▸ TASK GOAL: In the forum thread on motor current unbalance below, how much current does the motor draw on C phase?

# Motor current unbalance?



## ace24wright (Jul 10, 2012)

tates1882 said:


> I have a 5hp 3 phase 208v motor that is fed from a Yakawas VFD. I have a unbalance of 2amps on C phase when compared to A or B. The FLA is 13.9 amps and the motor is actually pulling 14.2 on A, B but on C its 15.9. Motor is brand new. Doesn't the VFD correct any voltage imbalance from the incoming before its makes it to the motor? The drive keeps tripping out on an overload fault but A, B phases are below the OL setting only C is above. The 5hp motor is slightly overloaded but within the service factor of 1.15 and I think a 7.5 would be overkill. Anyone have any Ideas?
> 
> Also the drive steps the voltage up to 250 @ 60htz so should't the FLA in turn go down?


 what did the motor ohm out?


----------



## JRaef (Mar 23, 2009)

You are correct about the drive isolating any line imbalances from the motor. There is no connection. The VFD is in essence a brand new source of power that just uses the line as a raw material to make it. So if you truly have an imbalance on the output, that would indicate a problem in the motor, i.e. your winding insulation is failing.
How are you reading the voltage and current? Most common VOMs, even those that claim "true RMS" are incapable of accurately interpreting the complex waveforms on the output side of a VFD. I caution people against trusting what they are reading with a typical Fluke meter. The ones I would trust are those that start at about $3000, not something the average electrician needs to outlay unless planning to do a lot of VFD troubleshooting.
The VFD cannot put out 250V on the output unless you give it at least 250V on the input. It cannot create voltage that is not there. If your meter is showing 250VAC, that is another indicator that your meter is incapable of interpreting the PWM output.
If you do have 250V available and the VFD is programmed to put out 250V at 60Hz, then your motor current will NOT go down, it will actually go up. A motor rated for 208V on the nameplate is either a 208/230V dual rated motor, or it is actually a 200V rated motor. If it does say 208/230V on the nameplate, 250V is the upper edge of its voltage tolerance, but you are pushing it close to saturation. But if it is a 200V labeled motor, you are 20% over voltage and you are saturating the windings, which raises the temperature, current draw and torque damage risk. Reprogram that VFD to put out motor nameplate voltage at nameplate frequency, anything else risks motor loss.


----------



## mrmike (Dec 10, 2010)

▸ DATA PROVIDED:

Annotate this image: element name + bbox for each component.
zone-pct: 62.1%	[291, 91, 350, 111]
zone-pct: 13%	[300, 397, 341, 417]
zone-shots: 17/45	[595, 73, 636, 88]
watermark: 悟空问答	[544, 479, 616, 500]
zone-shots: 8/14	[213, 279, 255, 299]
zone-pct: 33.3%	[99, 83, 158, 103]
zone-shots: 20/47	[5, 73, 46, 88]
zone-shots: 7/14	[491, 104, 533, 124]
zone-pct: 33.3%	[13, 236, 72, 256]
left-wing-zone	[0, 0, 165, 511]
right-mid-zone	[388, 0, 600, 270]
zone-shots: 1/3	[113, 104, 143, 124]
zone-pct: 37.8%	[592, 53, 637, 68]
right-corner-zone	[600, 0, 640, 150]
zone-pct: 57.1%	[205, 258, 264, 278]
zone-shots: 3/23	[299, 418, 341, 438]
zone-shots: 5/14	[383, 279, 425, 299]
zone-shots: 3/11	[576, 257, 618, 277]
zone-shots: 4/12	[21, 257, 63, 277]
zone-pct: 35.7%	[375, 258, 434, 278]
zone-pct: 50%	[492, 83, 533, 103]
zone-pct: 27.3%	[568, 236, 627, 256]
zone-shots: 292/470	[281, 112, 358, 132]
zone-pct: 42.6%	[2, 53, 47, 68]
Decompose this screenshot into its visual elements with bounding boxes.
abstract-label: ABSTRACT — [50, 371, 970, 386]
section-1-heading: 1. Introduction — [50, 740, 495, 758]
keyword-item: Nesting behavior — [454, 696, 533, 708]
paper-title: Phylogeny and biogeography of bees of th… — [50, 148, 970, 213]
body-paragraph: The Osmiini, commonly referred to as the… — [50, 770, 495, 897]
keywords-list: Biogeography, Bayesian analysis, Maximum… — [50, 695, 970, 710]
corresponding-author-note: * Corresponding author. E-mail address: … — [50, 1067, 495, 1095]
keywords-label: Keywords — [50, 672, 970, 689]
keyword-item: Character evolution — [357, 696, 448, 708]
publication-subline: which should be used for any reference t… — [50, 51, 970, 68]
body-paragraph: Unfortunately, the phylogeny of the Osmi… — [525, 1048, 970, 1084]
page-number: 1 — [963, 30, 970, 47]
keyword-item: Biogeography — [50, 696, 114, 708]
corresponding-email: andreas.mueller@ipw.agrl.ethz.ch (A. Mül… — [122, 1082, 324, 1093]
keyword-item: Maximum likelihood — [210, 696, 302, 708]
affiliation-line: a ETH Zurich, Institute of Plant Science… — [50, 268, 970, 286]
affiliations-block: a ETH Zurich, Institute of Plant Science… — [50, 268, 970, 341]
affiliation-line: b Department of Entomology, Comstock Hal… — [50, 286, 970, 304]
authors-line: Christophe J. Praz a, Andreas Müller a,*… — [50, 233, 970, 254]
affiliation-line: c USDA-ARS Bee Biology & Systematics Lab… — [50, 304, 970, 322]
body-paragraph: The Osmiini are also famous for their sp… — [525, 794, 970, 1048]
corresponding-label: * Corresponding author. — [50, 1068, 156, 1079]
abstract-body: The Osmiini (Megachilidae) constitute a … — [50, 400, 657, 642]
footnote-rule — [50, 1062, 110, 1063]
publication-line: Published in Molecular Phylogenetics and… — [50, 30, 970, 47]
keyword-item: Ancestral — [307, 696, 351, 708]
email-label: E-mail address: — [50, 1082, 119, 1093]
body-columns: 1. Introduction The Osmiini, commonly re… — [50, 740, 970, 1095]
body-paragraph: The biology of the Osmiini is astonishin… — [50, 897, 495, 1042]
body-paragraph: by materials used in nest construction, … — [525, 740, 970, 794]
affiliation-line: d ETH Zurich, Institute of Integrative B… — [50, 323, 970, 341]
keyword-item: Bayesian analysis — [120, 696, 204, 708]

▸ SOLUTION: 15.9 amps